Übertrage den Teil der Datensätze, der mit ihrem Anfang beginnt und mit der Zeile endet, die „spec-key: Dongle Power“ enthält, in eine nummerierte Liste. Beide Grenzen gehören dazu, Leerzeilen entfallen.
==== BEREITGESTELLTE DATEN ====
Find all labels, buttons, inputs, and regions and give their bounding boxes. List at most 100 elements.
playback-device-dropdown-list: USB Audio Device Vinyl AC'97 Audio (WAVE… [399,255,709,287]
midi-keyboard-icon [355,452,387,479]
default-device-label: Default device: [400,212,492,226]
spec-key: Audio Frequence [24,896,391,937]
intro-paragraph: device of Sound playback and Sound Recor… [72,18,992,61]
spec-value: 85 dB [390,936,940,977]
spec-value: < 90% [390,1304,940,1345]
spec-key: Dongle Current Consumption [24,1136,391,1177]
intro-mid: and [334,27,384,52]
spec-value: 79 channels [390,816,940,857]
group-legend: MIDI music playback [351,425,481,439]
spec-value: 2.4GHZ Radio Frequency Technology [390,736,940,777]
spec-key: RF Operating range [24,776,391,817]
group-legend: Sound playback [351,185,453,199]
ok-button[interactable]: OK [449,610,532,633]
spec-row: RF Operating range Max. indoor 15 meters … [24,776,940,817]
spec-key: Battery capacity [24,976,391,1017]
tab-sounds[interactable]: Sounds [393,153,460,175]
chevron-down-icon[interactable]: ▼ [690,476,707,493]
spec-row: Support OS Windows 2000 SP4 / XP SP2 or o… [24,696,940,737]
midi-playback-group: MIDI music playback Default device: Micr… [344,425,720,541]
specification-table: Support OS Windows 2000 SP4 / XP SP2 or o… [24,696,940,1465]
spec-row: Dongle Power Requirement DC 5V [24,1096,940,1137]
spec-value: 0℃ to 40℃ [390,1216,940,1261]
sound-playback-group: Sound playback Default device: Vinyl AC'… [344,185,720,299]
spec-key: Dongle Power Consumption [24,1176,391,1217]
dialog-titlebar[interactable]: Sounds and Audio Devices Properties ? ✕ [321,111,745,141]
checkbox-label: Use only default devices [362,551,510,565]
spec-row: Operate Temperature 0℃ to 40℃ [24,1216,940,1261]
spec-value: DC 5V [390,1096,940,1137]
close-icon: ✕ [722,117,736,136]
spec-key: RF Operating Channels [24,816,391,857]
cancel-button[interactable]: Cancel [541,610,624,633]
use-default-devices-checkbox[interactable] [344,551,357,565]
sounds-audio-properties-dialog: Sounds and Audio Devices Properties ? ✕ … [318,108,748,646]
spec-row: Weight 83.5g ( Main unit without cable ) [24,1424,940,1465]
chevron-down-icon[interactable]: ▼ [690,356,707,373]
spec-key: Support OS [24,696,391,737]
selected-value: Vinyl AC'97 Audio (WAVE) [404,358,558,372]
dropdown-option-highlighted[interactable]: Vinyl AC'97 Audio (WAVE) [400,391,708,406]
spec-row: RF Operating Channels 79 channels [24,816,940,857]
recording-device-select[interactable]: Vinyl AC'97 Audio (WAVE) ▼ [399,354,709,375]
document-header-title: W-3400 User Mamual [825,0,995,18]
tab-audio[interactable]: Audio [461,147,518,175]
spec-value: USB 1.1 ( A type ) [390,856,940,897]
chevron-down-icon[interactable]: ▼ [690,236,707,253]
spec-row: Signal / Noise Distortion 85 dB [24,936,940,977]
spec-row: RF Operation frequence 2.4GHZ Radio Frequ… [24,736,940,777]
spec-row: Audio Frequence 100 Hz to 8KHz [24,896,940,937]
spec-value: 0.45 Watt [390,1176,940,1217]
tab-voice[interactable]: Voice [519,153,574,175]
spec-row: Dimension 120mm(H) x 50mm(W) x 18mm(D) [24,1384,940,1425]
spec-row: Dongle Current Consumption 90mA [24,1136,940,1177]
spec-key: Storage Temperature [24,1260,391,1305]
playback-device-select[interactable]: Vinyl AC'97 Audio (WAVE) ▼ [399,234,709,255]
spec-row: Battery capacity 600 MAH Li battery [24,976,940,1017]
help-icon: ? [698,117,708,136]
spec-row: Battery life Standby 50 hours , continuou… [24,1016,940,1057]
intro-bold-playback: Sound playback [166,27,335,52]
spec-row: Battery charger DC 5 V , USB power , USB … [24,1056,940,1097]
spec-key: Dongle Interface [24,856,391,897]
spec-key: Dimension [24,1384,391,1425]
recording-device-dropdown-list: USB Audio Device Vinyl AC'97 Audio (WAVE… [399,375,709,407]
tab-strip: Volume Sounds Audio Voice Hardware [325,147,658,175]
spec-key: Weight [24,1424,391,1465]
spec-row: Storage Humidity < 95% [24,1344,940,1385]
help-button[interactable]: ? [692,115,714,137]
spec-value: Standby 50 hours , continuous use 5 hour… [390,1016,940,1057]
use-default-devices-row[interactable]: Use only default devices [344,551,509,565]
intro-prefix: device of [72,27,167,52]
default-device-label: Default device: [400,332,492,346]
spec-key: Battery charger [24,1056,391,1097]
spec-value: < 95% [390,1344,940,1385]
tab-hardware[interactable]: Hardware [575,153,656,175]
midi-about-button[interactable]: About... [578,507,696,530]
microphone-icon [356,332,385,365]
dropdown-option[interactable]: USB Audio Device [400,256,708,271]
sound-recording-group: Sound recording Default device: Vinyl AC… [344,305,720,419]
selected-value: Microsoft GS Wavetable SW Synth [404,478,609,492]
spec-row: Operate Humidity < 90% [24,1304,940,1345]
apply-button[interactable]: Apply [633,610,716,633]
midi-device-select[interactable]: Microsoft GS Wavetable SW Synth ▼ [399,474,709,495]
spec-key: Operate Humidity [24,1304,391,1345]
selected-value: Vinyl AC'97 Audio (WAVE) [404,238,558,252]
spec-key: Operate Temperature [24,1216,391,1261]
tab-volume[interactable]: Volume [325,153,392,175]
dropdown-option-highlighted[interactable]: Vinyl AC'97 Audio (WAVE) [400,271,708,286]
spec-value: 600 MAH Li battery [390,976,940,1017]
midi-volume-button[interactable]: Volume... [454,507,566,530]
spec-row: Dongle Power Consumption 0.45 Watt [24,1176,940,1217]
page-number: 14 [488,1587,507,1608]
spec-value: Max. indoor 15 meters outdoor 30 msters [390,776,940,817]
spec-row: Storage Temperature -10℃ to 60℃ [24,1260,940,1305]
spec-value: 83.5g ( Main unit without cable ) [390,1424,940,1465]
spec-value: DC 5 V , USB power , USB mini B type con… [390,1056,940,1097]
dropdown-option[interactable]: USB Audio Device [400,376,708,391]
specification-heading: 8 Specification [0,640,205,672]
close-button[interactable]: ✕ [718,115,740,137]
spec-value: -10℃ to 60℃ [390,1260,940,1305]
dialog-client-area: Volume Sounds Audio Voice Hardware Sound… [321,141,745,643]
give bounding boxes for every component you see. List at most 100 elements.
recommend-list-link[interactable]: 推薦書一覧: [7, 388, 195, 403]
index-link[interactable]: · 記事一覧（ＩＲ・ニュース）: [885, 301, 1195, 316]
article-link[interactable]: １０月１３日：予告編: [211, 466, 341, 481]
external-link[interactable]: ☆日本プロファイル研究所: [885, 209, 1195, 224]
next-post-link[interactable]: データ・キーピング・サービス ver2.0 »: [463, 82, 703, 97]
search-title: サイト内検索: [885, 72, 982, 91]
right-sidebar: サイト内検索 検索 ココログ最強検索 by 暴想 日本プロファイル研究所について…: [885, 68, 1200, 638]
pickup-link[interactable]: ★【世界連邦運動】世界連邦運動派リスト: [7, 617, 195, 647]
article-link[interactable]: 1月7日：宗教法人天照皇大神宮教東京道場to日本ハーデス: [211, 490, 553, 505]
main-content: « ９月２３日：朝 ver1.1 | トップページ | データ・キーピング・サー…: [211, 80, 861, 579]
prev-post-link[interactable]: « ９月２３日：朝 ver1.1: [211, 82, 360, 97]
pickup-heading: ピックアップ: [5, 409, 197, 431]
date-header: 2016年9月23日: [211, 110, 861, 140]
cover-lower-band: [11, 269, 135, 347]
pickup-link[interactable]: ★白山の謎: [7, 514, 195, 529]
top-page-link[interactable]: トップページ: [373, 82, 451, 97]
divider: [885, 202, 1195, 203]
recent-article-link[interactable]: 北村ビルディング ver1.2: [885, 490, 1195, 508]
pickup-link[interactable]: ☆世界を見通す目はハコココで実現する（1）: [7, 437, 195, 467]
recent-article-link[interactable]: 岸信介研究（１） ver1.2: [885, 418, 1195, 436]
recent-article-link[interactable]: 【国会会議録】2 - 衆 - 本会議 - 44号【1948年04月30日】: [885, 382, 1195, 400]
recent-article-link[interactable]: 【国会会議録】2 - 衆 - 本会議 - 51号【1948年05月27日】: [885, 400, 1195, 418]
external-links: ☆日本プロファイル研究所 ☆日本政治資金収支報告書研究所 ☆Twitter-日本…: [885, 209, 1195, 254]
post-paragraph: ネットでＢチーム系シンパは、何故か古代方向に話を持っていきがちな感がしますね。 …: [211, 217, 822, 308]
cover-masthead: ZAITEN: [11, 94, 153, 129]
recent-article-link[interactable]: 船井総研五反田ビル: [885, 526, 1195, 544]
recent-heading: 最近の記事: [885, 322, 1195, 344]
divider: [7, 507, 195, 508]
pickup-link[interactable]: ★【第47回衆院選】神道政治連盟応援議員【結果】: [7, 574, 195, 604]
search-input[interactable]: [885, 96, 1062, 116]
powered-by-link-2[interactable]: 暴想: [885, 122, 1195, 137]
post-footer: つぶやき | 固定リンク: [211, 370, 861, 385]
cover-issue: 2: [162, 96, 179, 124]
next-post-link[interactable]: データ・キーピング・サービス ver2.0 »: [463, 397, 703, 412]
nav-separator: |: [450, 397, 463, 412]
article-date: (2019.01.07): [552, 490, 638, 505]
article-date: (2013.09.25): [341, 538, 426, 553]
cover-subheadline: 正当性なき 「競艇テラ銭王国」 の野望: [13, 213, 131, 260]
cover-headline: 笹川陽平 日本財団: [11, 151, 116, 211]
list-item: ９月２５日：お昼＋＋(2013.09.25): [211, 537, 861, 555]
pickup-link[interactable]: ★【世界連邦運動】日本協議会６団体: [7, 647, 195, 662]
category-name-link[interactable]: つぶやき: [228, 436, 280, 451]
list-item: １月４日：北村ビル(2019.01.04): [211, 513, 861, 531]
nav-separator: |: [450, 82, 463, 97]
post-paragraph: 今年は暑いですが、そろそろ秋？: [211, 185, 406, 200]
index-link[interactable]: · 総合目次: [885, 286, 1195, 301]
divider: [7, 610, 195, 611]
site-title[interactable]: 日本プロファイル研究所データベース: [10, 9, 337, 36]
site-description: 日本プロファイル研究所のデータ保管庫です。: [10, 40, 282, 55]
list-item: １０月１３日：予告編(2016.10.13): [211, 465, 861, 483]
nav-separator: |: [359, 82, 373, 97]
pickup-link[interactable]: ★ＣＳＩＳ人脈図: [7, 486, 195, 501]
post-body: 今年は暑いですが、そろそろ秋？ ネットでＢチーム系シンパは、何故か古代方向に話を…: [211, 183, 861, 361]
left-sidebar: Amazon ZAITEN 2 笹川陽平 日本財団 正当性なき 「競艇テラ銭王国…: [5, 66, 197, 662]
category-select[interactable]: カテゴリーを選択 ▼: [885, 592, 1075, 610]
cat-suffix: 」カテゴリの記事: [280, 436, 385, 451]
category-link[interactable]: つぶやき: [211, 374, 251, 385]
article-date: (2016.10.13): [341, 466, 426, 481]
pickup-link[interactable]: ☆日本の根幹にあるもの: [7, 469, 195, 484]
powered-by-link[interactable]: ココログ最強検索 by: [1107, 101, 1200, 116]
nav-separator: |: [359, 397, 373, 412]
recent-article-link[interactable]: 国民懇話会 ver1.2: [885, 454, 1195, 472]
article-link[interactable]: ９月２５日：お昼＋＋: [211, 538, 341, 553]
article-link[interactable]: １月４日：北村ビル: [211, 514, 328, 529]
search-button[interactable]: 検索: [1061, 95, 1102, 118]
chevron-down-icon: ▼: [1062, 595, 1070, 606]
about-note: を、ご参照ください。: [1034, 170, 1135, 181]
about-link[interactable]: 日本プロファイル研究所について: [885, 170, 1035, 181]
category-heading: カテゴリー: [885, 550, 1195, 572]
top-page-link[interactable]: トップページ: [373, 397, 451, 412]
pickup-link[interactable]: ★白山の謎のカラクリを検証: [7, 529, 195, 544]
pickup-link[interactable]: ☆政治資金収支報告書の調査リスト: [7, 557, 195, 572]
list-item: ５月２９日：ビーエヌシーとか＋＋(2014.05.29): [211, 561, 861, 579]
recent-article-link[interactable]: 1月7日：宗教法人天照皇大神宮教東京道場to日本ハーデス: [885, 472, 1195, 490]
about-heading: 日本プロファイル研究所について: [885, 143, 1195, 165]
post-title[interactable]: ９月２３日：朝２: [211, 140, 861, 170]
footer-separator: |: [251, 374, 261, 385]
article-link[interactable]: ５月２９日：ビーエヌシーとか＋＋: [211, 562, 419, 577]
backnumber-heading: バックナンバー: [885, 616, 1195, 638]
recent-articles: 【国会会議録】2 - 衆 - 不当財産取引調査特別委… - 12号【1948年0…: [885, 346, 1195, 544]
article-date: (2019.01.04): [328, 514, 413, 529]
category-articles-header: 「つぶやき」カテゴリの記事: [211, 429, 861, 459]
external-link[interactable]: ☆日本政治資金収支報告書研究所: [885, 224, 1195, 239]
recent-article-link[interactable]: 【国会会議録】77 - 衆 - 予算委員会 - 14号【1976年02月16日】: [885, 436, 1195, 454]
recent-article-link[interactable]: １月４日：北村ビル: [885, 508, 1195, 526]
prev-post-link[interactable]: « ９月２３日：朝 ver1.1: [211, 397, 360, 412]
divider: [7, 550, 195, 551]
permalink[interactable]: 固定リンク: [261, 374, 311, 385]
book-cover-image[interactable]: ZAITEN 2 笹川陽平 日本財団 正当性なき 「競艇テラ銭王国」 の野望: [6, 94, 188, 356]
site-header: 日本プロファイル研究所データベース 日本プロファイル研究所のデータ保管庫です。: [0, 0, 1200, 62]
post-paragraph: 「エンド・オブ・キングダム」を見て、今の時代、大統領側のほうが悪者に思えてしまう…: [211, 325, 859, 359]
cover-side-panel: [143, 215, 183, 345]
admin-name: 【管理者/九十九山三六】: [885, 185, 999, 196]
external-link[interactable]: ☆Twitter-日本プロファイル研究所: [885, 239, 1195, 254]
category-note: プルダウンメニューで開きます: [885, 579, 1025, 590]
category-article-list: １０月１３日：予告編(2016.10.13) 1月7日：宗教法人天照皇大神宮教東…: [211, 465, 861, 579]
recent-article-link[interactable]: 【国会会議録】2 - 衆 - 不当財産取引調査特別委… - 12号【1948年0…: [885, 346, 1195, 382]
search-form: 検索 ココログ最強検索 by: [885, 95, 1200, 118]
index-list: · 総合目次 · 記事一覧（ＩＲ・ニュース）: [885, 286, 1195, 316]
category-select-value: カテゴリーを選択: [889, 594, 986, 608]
====
ANTWORT ZUR AUFGABE –
1. Find all labels, buttons, inputs, and regions and give their bounding boxes. List at most 100 elements.
2. playback-device-dropdown-list: USB Audio Device Vinyl AC'97 Audio (WAVE… [399,255,709,287]
3. midi-keyboard-icon [355,452,387,479]
4. default-device-label: Default device: [400,212,492,226]
5. spec-key: Audio Frequence [24,896,391,937]
6. intro-paragraph: device of Sound playback and Sound Recor… [72,18,992,61]
7. spec-value: 85 dB [390,936,940,977]
8. spec-value: < 90% [390,1304,940,1345]
9. spec-key: Dongle Current Consumption [24,1136,391,1177]
10. intro-mid: and [334,27,384,52]
11. spec-value: 79 channels [390,816,940,857]
12. group-legend: MIDI music playback [351,425,481,439]
13. spec-value: 2.4GHZ Radio Frequency Technology [390,736,940,777]
14. spec-key: RF Operating range [24,776,391,817]
15. group-legend: Sound playback [351,185,453,199]
16. ok-button[interactable]: OK [449,610,532,633]
17. spec-row: RF Operating range Max. indoor 15 meters … [24,776,940,817]
18. spec-key: Battery capacity [24,976,391,1017]
19. tab-sounds[interactable]: Sounds [393,153,460,175]
20. chevron-down-icon[interactable]: ▼ [690,476,707,493]
21. spec-row: Support OS Windows 2000 SP4 / XP SP2 or o… [24,696,940,737]
22. midi-playback-group: MIDI music playback Default device: Micr… [344,425,720,541]
23. specification-table: Support OS Windows 2000 SP4 / XP SP2 or o… [24,696,940,1465]
24. spec-row: Dongle Power Requirement DC 5V [24,1096,940,1137]
25. spec-value: 0℃ to 40℃ [390,1216,940,1261]
26. sound-playback-group: Sound playback Default device: Vinyl AC'… [344,185,720,299]
27. spec-key: Dongle Power Consumption [24,1176,391,1217]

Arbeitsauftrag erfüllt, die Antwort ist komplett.